**AIM**
Each record below should be repeated precisely as written.

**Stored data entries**
══════════════════════════════

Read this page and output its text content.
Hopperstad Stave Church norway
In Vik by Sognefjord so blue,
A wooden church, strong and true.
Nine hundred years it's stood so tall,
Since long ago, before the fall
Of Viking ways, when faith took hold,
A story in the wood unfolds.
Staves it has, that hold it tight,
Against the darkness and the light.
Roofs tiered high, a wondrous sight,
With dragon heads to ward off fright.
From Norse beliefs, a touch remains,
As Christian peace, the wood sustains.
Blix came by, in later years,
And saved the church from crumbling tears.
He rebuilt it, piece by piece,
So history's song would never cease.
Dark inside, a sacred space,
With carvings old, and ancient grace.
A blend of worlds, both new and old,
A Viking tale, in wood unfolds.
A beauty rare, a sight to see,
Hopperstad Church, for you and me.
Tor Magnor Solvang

══════════════════════════════

**TASK SOLUTION**
Read this page and output its text content.
Hopperstad Stave Church norway
In Vik by Sognefjord so blue,
A wooden church, strong and true.
Nine hundred years it's stood so tall,
Since long ago, before the fall
Of Viking ways, when faith took hold,
A story in the wood unfolds.
Staves it has, that hold it tight,
Against the darkness and the light.
Roofs tiered high, a wondrous sight,
With dragon heads to ward off fright.
From Norse beliefs, a touch remains,
As Christian peace, the wood sustains.
Blix came by, in later years,
And saved the church from crumbling tears.
He rebuilt it, piece by piece,
So history's song would never cease.
Dark inside, a sacred space,
With carvings old, and ancient grace.
A blend of worlds, both new and old,
A Viking tale, in wood unfolds.
A beauty rare, a sight to see,
Hopperstad Church, for you and me.
Tor Magnor Solvang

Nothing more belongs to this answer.